Job:
Reproduce every entry below precisely; do not include the pictures.

Provided material:

#####

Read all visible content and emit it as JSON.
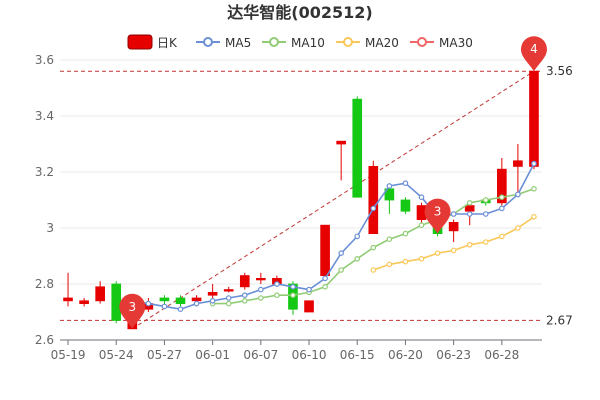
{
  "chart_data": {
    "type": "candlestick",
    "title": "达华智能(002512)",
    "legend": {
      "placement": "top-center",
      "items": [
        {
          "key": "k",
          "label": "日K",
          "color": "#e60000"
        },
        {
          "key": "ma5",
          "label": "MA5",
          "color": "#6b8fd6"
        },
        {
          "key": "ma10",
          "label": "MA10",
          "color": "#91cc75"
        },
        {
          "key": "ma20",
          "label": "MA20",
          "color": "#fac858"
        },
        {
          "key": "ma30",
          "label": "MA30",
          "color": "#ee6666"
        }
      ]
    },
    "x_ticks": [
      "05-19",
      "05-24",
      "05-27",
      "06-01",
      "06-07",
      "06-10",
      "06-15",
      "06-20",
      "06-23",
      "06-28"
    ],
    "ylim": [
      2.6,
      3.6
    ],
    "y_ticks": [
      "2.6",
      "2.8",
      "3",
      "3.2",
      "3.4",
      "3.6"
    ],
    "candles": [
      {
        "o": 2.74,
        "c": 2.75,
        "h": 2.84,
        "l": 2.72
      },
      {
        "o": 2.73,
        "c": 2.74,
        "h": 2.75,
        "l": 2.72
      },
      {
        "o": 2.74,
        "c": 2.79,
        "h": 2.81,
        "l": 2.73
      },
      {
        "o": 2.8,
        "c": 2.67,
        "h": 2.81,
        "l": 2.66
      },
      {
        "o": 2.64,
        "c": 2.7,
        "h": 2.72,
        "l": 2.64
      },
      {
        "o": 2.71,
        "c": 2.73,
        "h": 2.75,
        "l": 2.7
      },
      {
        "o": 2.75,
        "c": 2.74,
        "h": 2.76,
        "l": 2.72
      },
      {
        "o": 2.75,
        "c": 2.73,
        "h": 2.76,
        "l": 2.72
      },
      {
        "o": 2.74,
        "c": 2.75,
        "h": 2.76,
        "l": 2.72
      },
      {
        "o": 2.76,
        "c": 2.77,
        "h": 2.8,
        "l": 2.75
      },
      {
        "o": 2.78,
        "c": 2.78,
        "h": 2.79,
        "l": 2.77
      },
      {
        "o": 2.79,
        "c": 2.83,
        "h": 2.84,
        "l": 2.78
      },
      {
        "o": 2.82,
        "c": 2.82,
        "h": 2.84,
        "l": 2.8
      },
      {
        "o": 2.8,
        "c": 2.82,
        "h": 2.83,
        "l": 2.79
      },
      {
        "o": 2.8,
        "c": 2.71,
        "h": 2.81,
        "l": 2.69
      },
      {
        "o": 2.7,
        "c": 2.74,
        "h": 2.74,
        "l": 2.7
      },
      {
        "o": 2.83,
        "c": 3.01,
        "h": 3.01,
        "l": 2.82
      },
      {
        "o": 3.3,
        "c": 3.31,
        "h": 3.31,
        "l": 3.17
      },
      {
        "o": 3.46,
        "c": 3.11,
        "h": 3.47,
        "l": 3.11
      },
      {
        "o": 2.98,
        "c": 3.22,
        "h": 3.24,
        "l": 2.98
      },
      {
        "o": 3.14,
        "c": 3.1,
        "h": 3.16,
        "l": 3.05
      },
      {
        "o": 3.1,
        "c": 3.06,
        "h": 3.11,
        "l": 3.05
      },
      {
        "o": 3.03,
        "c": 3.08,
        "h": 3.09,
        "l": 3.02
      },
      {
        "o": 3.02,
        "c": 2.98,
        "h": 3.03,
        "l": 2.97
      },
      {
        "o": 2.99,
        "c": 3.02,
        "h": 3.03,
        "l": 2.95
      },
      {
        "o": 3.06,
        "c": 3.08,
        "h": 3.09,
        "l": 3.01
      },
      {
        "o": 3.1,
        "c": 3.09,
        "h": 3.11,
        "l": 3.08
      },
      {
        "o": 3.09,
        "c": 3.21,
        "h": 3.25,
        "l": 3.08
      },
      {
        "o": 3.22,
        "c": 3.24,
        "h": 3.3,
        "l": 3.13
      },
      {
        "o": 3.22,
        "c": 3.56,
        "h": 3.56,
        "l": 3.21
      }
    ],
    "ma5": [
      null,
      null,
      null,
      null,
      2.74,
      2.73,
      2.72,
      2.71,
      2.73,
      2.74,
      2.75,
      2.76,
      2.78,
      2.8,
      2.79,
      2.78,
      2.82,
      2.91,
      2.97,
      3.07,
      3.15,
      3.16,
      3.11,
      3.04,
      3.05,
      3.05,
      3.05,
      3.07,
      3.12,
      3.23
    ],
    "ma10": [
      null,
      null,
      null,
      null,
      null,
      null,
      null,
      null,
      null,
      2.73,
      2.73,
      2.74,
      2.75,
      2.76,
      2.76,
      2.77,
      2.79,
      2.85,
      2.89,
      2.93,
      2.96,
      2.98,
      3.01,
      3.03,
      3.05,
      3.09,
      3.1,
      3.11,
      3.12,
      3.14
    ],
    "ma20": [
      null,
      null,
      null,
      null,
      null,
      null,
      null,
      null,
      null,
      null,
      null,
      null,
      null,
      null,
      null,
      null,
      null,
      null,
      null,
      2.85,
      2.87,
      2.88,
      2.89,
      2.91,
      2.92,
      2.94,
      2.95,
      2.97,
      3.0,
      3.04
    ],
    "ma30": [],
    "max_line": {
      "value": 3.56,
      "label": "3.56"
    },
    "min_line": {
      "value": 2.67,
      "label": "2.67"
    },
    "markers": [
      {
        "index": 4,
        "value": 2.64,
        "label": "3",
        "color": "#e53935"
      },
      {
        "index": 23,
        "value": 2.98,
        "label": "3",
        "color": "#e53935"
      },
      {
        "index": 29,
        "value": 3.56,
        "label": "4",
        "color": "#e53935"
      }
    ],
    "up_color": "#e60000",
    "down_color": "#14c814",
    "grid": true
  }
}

#####

Expected output:
Read all visible content and emit it as JSON.
{
  "chart_data": {
    "type": "candlestick",
    "title": "达华智能(002512)",
    "legend": {
      "placement": "top-center",
      "items": [
        {
          "key": "k",
          "label": "日K",
          "color": "#e60000"
        },
        {
          "key": "ma5",
          "label": "MA5",
          "color": "#6b8fd6"
        },
        {
          "key": "ma10",
          "label": "MA10",
          "color": "#91cc75"
        },
        {
          "key": "ma20",
          "label": "MA20",
          "color": "#fac858"
        },
        {
          "key": "ma30",
          "label": "MA30",
          "color": "#ee6666"
        }
      ]
    },
    "x_ticks": [
      "05-19",
      "05-24",
      "05-27",
      "06-01",
      "06-07",
      "06-10",
      "06-15",
      "06-20",
      "06-23",
      "06-28"
    ],
    "ylim": [
      2.6,
      3.6
    ],
    "y_ticks": [
      "2.6",
      "2.8",
      "3",
      "3.2",
      "3.4",
      "3.6"
    ],
    "candles": [
      {
        "o": 2.74,
        "c": 2.75,
        "h": 2.84,
        "l": 2.72
      },
      {
        "o": 2.73,
        "c": 2.74,
        "h": 2.75,
        "l": 2.72
      },
      {
        "o": 2.74,
        "c": 2.79,
        "h": 2.81,
        "l": 2.73
      },
      {
        "o": 2.8,
        "c": 2.67,
        "h": 2.81,
        "l": 2.66
      },
      {
        "o": 2.64,
        "c": 2.7,
        "h": 2.72,
        "l": 2.64
      },
      {
        "o": 2.71,
        "c": 2.73,
        "h": 2.75,
        "l": 2.7
      },
      {
        "o": 2.75,
        "c": 2.74,
        "h": 2.76,
        "l": 2.72
      },
      {
        "o": 2.75,
        "c": 2.73,
        "h": 2.76,
        "l": 2.72
      },
      {
        "o": 2.74,
        "c": 2.75,
        "h": 2.76,
        "l": 2.72
      },
      {
        "o": 2.76,
        "c": 2.77,
        "h": 2.8,
        "l": 2.75
      },
      {
        "o": 2.78,
        "c": 2.78,
        "h": 2.79,
        "l": 2.77
      },
      {
        "o": 2.79,
        "c": 2.83,
        "h": 2.84,
        "l": 2.78
      },
      {
        "o": 2.82,
        "c": 2.82,
        "h": 2.84,
        "l": 2.8
      },
      {
        "o": 2.8,
        "c": 2.82,
        "h": 2.83,
        "l": 2.79
      },
      {
        "o": 2.8,
        "c": 2.71,
        "h": 2.81,
        "l": 2.69
      },
      {
        "o": 2.7,
        "c": 2.74,
        "h": 2.74,
        "l": 2.7
      },
      {
        "o": 2.83,
        "c": 3.01,
        "h": 3.01,
        "l": 2.82
      },
      {
        "o": 3.3,
        "c": 3.31,
        "h": 3.31,
        "l": 3.17
      },
      {
        "o": 3.46,
        "c": 3.11,
        "h": 3.47,
        "l": 3.11
      },
      {
        "o": 2.98,
        "c": 3.22,
        "h": 3.24,
        "l": 2.98
      },
      {
        "o": 3.14,
        "c": 3.1,
        "h": 3.16,
        "l": 3.05
      },
      {
        "o": 3.1,
        "c": 3.06,
        "h": 3.11,
        "l": 3.05
      },
      {
        "o": 3.03,
        "c": 3.08,
        "h": 3.09,
        "l": 3.02
      },
      {
        "o": 3.02,
        "c": 2.98,
        "h": 3.03,
        "l": 2.97
      },
      {
        "o": 2.99,
        "c": 3.02,
        "h": 3.03,
        "l": 2.95
      },
      {
        "o": 3.06,
        "c": 3.08,
        "h": 3.09,
        "l": 3.01
      },
      {
        "o": 3.1,
        "c": 3.09,
        "h": 3.11,
        "l": 3.08
      },
      {
        "o": 3.09,
        "c": 3.21,
        "h": 3.25,
        "l": 3.08
      },
      {
        "o": 3.22,
        "c": 3.24,
        "h": 3.3,
        "l": 3.13
      },
      {
        "o": 3.22,
        "c": 3.56,
        "h": 3.56,
        "l": 3.21
      }
    ],
    "ma5": [
      null,
      null,
      null,
      null,
      2.74,
      2.73,
      2.72,
      2.71,
      2.73,
      2.74,
      2.75,
      2.76,
      2.78,
      2.8,
      2.79,
      2.78,
      2.82,
      2.91,
      2.97,
      3.07,
      3.15,
      3.16,
      3.11,
      3.04,
      3.05,
      3.05,
      3.05,
      3.07,
      3.12,
      3.23
    ],
    "ma10": [
      null,
      null,
      null,
      null,
      null,
      null,
      null,
      null,
      null,
      2.73,
      2.73,
      2.74,
      2.75,
      2.76,
      2.76,
      2.77,
      2.79,
      2.85,
      2.89,
      2.93,
      2.96,
      2.98,
      3.01,
      3.03,
      3.05,
      3.09,
      3.1,
      3.11,
      3.12,
      3.14
    ],
    "ma20": [
      null,
      null,
      null,
      null,
      null,
      null,
      null,
      null,
      null,
      null,
      null,
      null,
      null,
      null,
      null,
      null,
      null,
      null,
      null,
      2.85,
      2.87,
      2.88,
      2.89,
      2.91,
      2.92,
      2.94,
      2.95,
      2.97,
      3.0,
      3.04
    ],
    "ma30": [],
    "max_line": {
      "value": 3.56,
      "label": "3.56"
    },
    "min_line": {
      "value": 2.67,
      "label": "2.67"
    },
    "markers": [
      {
        "index": 4,
        "value": 2.64,
        "label": "3",
        "color": "#e53935"
      },
      {
        "index": 23,
        "value": 2.98,
        "label": "3",
        "color": "#e53935"
      },
      {
        "index": 29,
        "value": 3.56,
        "label": "4",
        "color": "#e53935"
      }
    ],
    "up_color": "#e60000",
    "down_color": "#14c814",
    "grid": true
  }
}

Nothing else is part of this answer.